Task requirements
Restate each line word for word. Leave out every picture.

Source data
......

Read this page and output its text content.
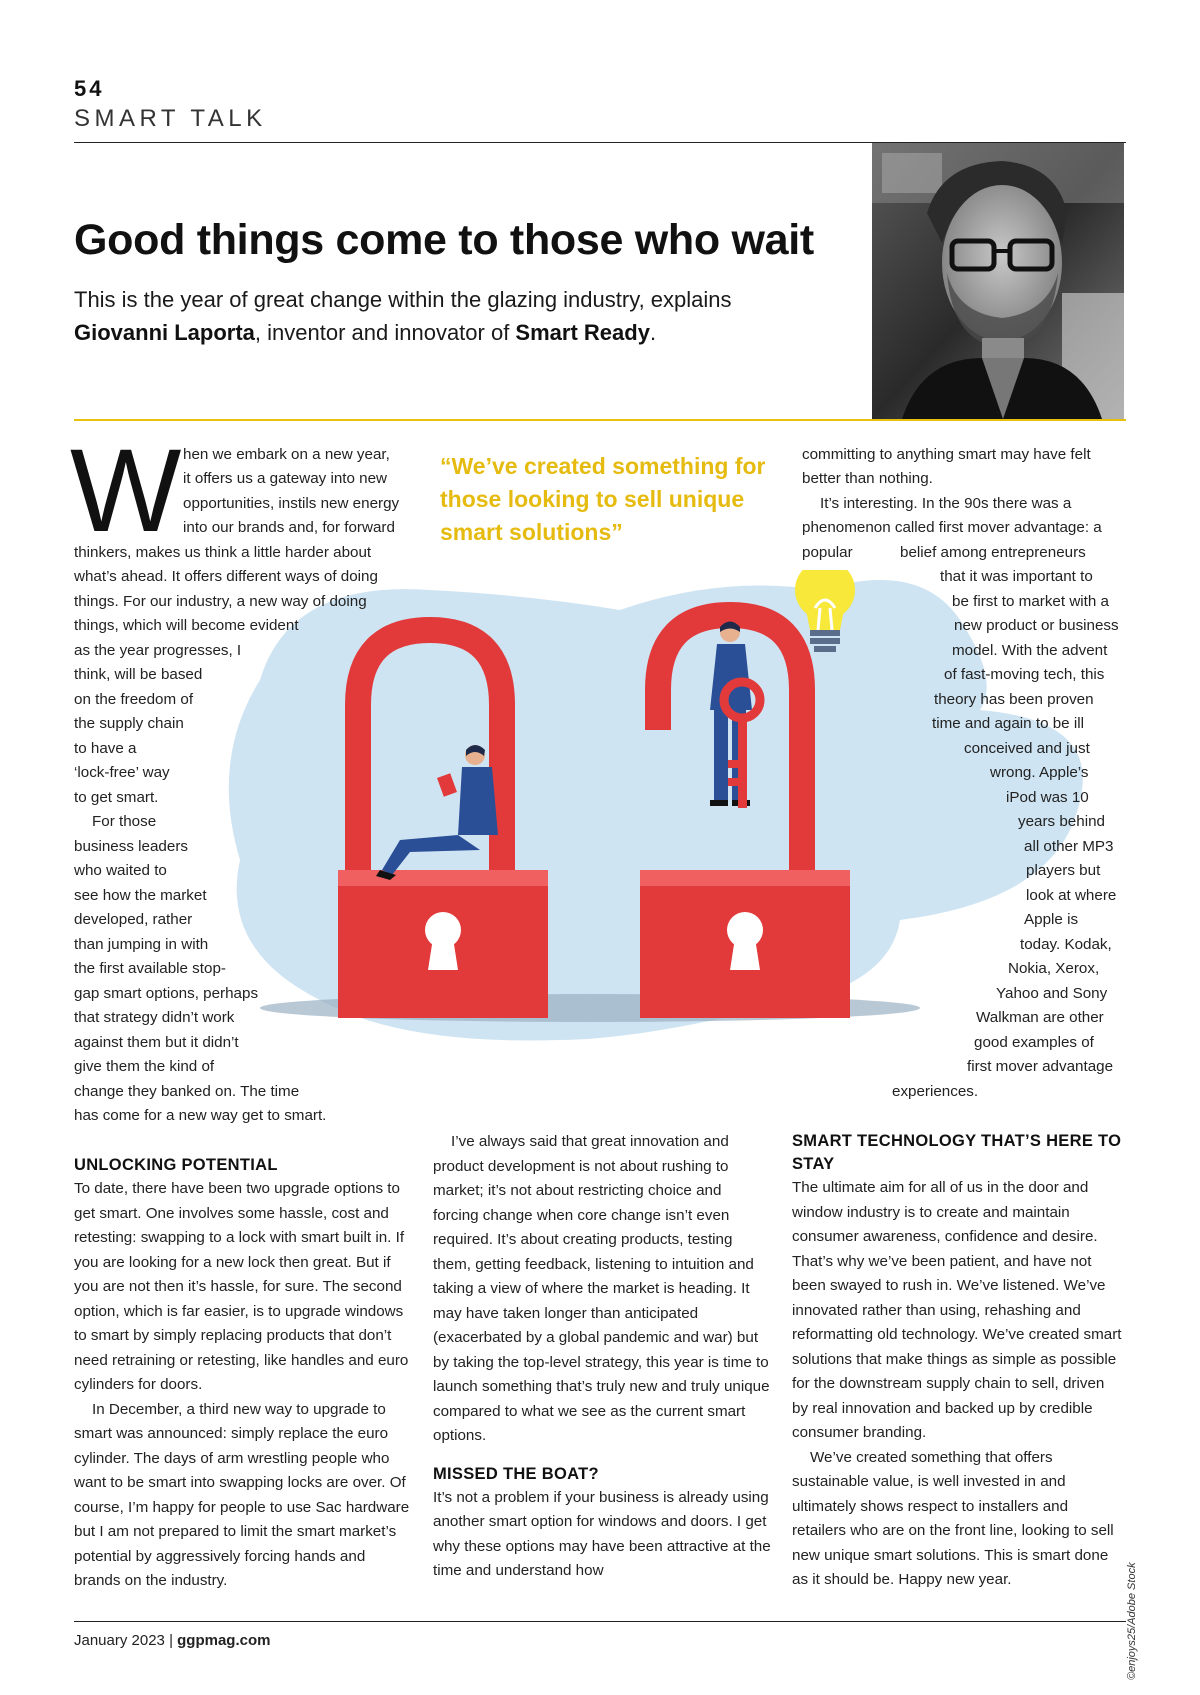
54
SMART TALK
Good things come to those who wait

This is the year of great change within the glazing industry, explains Giovanni Laporta, inventor and innovator of Smart Ready.

“We’ve created something for those looking to sell unique smart solutions”
W hen we embark on a new year,
it offers us a gateway into new
opportunities, instils new energy
into our brands and, for forward
thinkers, makes us think a little harder about
what’s ahead. It offers different ways of doing
things. For our industry, a new way of doing
things, which will become evident
as the year progresses, I
think, will be based
on the freedom of
the supply chain
to have a
‘lock-free’ way
to get smart.
For those
business leaders
who waited to
see how the market
developed, rather
than jumping in with
the first available stop-
gap smart options, perhaps
that strategy didn’t work
against them but it didn’t
give them the kind of
change they banked on. The time
has come for a new way get to smart.
committing to anything smart may have felt
better than nothing.
It’s interesting. In the 90s there was a
phenomenon called first mover advantage: a
popular	belief among entrepreneurs
that it was important to
be first to market with a
new product or business
model. With the advent
of fast-moving tech, this
theory has been proven
time and again to be ill
conceived and just
wrong. Apple’s
iPod was 10
years behind
all other MP3
players but
look at where
Apple is
today. Kodak,
Nokia, Xerox,
Yahoo and Sony
Walkman are other
good examples of
first mover advantage
experiences.
UNLOCKING POTENTIAL

To date, there have been two upgrade options to get smart. One involves some hassle, cost and retesting: swapping to a lock with smart built in. If you are looking for a new lock then great. But if you are not then it’s hassle, for sure. The second option, which is far easier, is to upgrade windows to smart by simply replacing products that don’t need retraining or retesting, like handles and euro cylinders for doors.

In December, a third new way to upgrade to smart was announced: simply replace the euro cylinder. The days of arm wrestling people who want to be smart into swapping locks are over. Of course, I’m happy for people to use Sac hardware but I am not prepared to limit the smart market’s potential by aggressively forcing hands and brands on the industry.

I’ve always said that great innovation and product development is not about rushing to market; it’s not about restricting choice and forcing change when core change isn’t even required. It’s about creating products, testing them, getting feedback, listening to intuition and taking a view of where the market is heading. It may have taken longer than anticipated (exacerbated by a global pandemic and war) but by taking the top-level strategy, this year is time to launch something that’s truly new and truly unique compared to what we see as the current smart options.

MISSED THE BOAT?

It’s not a problem if your business is already using another smart option for windows and doors. I get why these options may have been attractive at the time and understand how

SMART TECHNOLOGY THAT’S HERE TO STAY

The ultimate aim for all of us in the door and window industry is to create and maintain consumer awareness, confidence and desire. That’s why we’ve been patient, and have not been swayed to rush in. We’ve listened. We’ve innovated rather than using, rehashing and reformatting old technology. We’ve created smart solutions that make things as simple as possible for the downstream supply chain to sell, driven by real innovation and backed up by credible consumer branding.

We’ve created something that offers sustainable value, is well invested in and ultimately shows respect to installers and retailers who are on the front line, looking to sell new unique smart solutions. This is smart done as it should be. Happy new year.	©enjoys25/Adobe Stock
January 2023 | ggpmag.com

......

Final result
Read this page and output its text content.
54
SMART TALK
Good things come to those who wait

This is the year of great change within the glazing industry, explains Giovanni Laporta, inventor and innovator of Smart Ready.

“We’ve created something for those looking to sell unique smart solutions”
W hen we embark on a new year,
it offers us a gateway into new
opportunities, instils new energy
into our brands and, for forward
thinkers, makes us think a little harder about
what’s ahead. It offers different ways of doing
things. For our industry, a new way of doing
things, which will become evident
as the year progresses, I
think, will be based
on the freedom of
the supply chain
to have a
‘lock-free’ way
to get smart.
For those
business leaders
who waited to
see how the market
developed, rather
than jumping in with
the first available stop-
gap smart options, perhaps
that strategy didn’t work
against them but it didn’t
give them the kind of
change they banked on. The time
has come for a new way get to smart.
committing to anything smart may have felt
better than nothing.
It’s interesting. In the 90s there was a
phenomenon called first mover advantage: a
popular	belief among entrepreneurs
that it was important to
be first to market with a
new product or business
model. With the advent
of fast-moving tech, this
theory has been proven
time and again to be ill
conceived and just
wrong. Apple’s
iPod was 10
years behind
all other MP3
players but
look at where
Apple is
today. Kodak,
Nokia, Xerox,
Yahoo and Sony
Walkman are other
good examples of
first mover advantage
experiences.
UNLOCKING POTENTIAL

To date, there have been two upgrade options to get smart. One involves some hassle, cost and retesting: swapping to a lock with smart built in. If you are looking for a new lock then great. But if you are not then it’s hassle, for sure. The second option, which is far easier, is to upgrade windows to smart by simply replacing products that don’t need retraining or retesting, like handles and euro cylinders for doors.

In December, a third new way to upgrade to smart was announced: simply replace the euro cylinder. The days of arm wrestling people who want to be smart into swapping locks are over. Of course, I’m happy for people to use Sac hardware but I am not prepared to limit the smart market’s potential by aggressively forcing hands and brands on the industry.

I’ve always said that great innovation and product development is not about rushing to market; it’s not about restricting choice and forcing change when core change isn’t even required. It’s about creating products, testing them, getting feedback, listening to intuition and taking a view of where the market is heading. It may have taken longer than anticipated (exacerbated by a global pandemic and war) but by taking the top-level strategy, this year is time to launch something that’s truly new and truly unique compared to what we see as the current smart options.

MISSED THE BOAT?

It’s not a problem if your business is already using another smart option for windows and doors. I get why these options may have been attractive at the time and understand how

SMART TECHNOLOGY THAT’S HERE TO STAY

The ultimate aim for all of us in the door and window industry is to create and maintain consumer awareness, confidence and desire. That’s why we’ve been patient, and have not been swayed to rush in. We’ve listened. We’ve innovated rather than using, rehashing and reformatting old technology. We’ve created smart solutions that make things as simple as possible for the downstream supply chain to sell, driven by real innovation and backed up by credible consumer branding.

We’ve created something that offers sustainable value, is well invested in and ultimately shows respect to installers and retailers who are on the front line, looking to sell new unique smart solutions. This is smart done as it should be. Happy new year.	©enjoys25/Adobe Stock
January 2023 | ggpmag.com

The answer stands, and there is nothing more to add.